Lines containing the string "page" are to be counted; report the number and nothing more.

### Collected data
[START]

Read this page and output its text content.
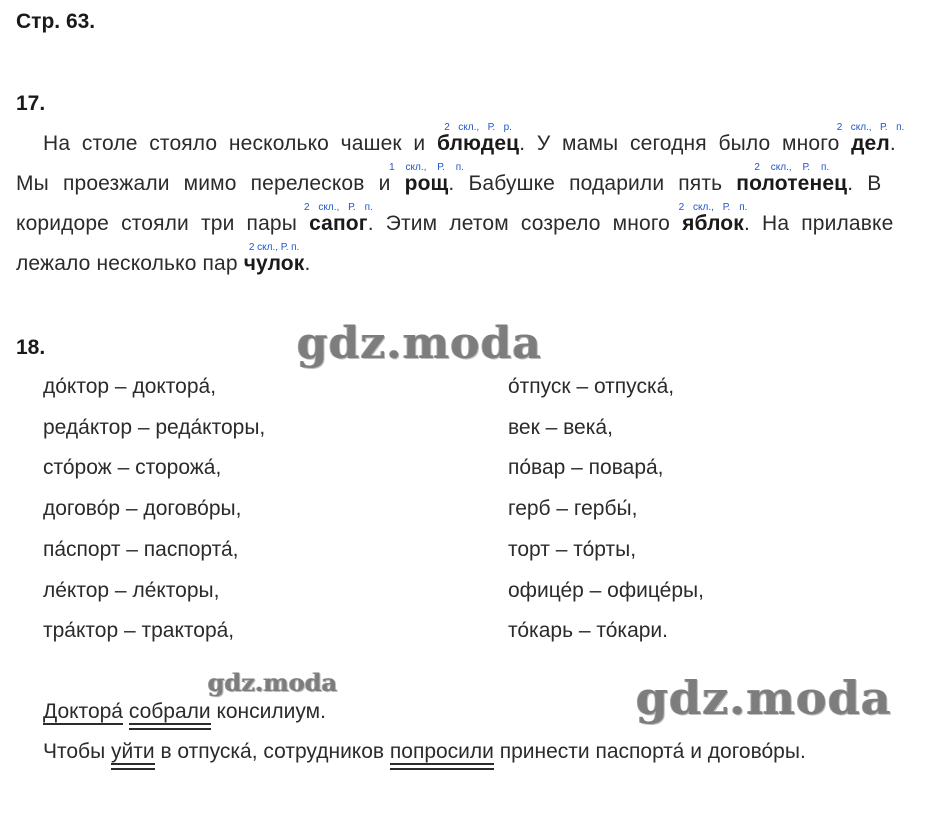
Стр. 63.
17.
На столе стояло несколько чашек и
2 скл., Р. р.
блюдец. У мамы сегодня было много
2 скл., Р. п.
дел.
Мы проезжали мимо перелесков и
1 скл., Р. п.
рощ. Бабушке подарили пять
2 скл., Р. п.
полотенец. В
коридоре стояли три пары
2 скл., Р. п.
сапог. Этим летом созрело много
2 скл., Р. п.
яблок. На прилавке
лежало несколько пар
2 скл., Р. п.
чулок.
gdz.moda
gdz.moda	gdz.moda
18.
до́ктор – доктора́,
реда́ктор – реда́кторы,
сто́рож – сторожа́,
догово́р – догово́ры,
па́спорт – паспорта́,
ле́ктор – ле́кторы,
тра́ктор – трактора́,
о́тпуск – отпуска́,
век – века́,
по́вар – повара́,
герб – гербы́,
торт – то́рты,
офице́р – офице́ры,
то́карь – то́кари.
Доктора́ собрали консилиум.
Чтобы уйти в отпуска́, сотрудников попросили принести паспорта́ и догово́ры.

[END]
[START]

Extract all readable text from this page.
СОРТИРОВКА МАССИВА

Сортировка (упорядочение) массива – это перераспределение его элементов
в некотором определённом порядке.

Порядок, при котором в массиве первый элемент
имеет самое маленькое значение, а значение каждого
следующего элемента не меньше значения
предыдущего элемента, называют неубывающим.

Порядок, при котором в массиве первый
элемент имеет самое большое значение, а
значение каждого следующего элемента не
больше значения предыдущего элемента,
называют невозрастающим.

[END]

### Response for this exercise
2